INSTRUCTIONS TO FOLLOW:
Check each line of the data below for the word "this", then extract the ones that have it.

■ ■ ■ ■

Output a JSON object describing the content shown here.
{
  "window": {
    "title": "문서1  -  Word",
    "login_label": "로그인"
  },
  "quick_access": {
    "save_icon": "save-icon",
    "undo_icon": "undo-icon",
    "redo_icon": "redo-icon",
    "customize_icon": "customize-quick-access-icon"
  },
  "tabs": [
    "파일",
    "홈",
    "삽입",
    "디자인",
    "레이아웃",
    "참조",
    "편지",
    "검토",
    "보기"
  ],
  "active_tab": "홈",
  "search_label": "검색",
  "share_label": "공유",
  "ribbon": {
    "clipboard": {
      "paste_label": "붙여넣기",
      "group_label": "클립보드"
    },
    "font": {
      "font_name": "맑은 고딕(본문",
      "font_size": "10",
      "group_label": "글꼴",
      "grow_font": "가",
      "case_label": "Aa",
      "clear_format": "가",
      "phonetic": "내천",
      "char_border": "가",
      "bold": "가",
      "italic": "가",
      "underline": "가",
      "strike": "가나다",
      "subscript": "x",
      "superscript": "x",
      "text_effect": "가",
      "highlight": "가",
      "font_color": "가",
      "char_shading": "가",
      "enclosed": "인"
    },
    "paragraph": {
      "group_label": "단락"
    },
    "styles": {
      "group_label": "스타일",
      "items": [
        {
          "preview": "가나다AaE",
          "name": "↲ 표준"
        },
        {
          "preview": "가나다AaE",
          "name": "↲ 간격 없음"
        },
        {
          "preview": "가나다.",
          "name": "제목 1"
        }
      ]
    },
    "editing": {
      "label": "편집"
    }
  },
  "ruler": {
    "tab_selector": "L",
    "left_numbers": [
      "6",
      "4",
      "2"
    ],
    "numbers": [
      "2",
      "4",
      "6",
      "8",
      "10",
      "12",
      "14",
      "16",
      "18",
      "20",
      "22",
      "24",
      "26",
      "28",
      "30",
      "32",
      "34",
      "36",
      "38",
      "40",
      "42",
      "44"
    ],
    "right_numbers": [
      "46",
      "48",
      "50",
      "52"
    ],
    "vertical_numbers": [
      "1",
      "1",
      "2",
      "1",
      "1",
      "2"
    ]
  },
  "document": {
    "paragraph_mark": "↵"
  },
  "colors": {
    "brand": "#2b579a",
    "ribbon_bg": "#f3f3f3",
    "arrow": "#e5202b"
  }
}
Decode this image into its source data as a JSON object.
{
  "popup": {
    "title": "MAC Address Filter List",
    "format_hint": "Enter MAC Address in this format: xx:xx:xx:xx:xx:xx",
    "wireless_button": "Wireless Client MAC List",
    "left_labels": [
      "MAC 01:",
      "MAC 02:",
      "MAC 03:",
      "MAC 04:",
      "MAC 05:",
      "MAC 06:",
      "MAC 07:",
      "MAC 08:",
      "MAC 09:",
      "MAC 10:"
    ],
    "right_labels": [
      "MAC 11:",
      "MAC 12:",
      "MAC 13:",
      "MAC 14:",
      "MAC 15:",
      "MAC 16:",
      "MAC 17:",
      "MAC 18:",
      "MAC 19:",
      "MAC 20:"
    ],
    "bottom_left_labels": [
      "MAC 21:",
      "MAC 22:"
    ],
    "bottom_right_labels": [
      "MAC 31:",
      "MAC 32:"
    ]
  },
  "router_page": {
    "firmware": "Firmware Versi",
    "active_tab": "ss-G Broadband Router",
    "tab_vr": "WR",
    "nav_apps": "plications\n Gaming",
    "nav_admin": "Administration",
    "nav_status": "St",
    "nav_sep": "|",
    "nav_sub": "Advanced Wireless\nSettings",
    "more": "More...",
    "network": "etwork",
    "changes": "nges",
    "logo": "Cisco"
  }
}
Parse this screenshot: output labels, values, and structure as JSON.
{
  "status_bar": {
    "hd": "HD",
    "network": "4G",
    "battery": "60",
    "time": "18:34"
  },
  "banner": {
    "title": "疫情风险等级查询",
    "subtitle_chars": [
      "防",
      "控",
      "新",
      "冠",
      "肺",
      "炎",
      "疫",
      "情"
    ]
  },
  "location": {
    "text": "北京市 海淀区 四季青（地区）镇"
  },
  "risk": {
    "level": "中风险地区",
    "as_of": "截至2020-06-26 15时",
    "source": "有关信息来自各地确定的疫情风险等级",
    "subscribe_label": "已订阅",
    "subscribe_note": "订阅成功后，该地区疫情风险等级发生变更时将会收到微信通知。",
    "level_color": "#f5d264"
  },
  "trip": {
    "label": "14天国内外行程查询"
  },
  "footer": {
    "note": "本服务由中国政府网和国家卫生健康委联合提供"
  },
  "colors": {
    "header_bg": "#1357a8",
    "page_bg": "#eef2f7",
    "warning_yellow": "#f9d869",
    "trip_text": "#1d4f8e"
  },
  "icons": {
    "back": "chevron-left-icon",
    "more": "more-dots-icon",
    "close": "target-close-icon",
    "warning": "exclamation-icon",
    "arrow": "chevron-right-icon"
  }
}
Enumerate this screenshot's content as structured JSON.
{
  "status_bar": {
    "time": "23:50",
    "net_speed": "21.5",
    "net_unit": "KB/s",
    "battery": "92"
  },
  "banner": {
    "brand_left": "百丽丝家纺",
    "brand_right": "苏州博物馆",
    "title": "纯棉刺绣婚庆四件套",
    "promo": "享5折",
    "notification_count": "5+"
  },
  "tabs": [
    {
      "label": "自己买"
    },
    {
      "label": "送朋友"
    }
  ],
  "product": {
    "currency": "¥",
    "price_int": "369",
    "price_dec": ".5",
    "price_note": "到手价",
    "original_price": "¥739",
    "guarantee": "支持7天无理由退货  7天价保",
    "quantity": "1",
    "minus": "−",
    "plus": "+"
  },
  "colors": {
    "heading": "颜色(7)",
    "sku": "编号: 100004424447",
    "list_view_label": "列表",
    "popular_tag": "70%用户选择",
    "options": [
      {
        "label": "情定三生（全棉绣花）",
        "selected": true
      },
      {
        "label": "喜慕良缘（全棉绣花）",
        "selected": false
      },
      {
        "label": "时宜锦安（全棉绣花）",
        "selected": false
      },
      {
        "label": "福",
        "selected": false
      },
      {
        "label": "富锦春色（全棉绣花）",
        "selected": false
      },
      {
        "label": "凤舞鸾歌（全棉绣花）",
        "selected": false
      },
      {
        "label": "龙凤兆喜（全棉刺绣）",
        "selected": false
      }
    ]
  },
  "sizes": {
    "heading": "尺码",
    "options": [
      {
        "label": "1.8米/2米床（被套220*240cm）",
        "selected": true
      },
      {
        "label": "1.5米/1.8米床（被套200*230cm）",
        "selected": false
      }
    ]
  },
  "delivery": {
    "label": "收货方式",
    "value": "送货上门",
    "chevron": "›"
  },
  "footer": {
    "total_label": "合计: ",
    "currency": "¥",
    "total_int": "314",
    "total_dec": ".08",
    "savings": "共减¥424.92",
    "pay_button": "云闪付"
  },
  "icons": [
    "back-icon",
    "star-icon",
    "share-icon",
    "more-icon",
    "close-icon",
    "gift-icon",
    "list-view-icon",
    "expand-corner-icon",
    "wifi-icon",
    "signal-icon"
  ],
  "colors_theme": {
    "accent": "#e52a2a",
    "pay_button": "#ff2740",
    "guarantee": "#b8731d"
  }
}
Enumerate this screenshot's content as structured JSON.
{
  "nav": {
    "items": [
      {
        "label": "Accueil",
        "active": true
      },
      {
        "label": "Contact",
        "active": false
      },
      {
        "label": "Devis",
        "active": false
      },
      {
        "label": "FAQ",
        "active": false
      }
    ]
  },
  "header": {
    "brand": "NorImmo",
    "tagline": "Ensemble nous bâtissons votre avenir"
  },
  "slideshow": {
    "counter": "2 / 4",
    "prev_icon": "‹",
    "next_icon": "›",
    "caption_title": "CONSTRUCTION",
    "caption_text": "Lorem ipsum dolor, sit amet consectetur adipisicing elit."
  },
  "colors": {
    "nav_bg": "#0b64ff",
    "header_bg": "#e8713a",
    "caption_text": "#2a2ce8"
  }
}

■ ■ ■ ■

ANSWER FOR THE TASK:
Decode this image into its source data as a JSON object.
    "format_hint": "Enter MAC Address in this format: xx:xx:xx:xx:xx:xx",
Parse this screenshot: output labels, values, and structure as JSON.
Enumerate this screenshot's content as structured JSON.
Enumerate this screenshot's content as structured JSON.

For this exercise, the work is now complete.